● TASK INPUTS
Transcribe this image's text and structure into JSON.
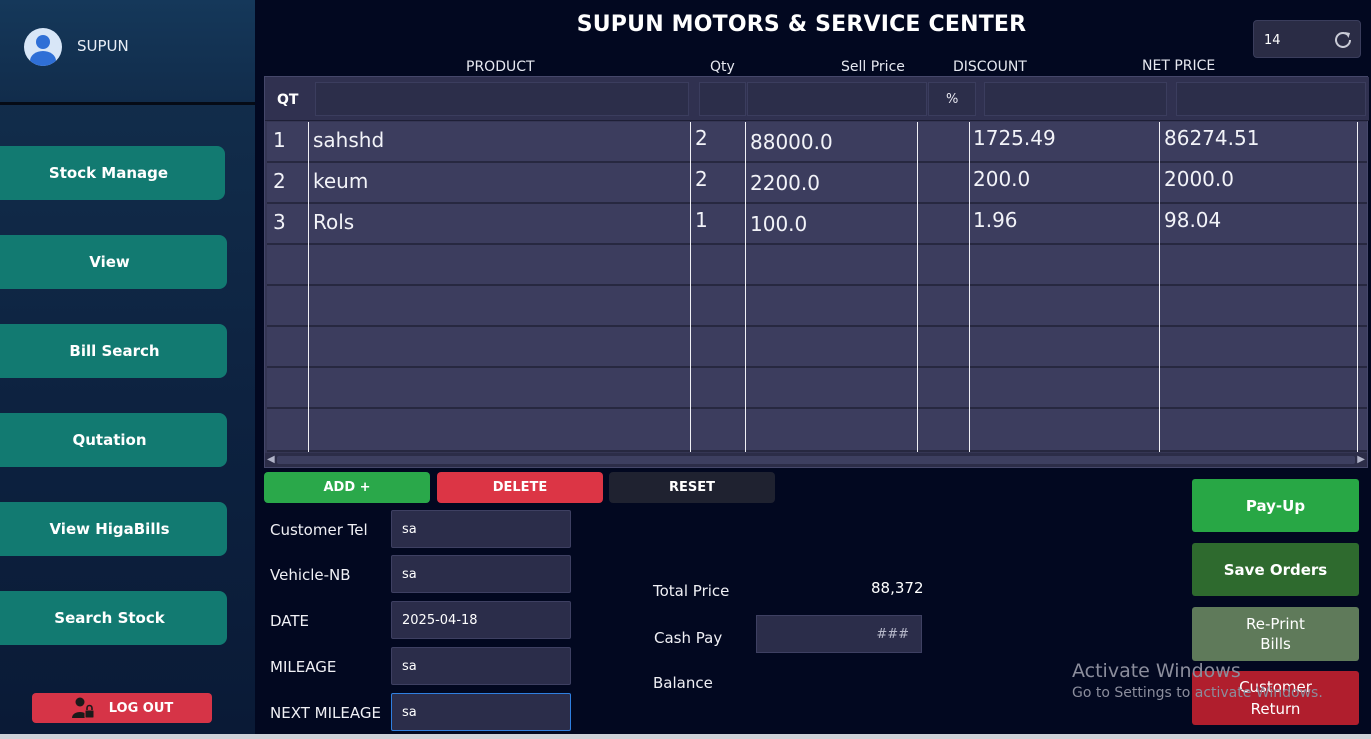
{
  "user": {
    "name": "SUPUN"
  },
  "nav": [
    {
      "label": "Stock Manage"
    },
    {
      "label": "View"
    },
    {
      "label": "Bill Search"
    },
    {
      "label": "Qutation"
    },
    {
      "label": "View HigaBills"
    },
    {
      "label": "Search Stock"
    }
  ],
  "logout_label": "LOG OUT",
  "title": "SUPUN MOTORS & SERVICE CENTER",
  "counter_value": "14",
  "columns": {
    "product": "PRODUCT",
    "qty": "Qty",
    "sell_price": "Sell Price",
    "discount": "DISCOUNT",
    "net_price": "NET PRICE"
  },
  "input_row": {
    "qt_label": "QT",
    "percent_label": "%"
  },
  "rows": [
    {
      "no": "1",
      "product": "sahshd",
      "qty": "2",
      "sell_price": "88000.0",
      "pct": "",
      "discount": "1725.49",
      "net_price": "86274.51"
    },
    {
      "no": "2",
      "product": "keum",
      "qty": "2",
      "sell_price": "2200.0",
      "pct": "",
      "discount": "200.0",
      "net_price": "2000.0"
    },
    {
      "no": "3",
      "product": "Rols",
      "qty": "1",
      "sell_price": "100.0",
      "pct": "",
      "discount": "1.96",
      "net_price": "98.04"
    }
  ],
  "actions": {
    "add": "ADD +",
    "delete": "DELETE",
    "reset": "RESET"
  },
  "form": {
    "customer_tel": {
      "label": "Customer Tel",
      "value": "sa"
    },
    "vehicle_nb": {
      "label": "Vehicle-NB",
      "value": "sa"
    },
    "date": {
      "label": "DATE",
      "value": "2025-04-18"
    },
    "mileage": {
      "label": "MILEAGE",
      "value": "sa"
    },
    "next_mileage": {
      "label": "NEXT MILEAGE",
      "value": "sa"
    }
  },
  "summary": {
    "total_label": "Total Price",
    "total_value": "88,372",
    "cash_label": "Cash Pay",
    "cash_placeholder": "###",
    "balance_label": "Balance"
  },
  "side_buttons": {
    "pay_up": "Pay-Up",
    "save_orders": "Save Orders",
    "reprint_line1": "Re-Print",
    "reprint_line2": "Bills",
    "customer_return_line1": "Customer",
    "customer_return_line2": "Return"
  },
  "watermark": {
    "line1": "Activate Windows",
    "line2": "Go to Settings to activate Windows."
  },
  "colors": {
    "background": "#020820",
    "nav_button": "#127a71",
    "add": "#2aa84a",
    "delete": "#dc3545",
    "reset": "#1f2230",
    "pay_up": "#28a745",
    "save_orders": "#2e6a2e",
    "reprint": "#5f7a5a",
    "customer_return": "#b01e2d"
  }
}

● WRITTEN INSTRUCTION
Copy whichever lines in the listing above contain the word "discount".

● FINAL RESULT
    "discount": "DISCOUNT",
      "discount": "1725.49",
      "discount": "200.0",
      "discount": "1.96",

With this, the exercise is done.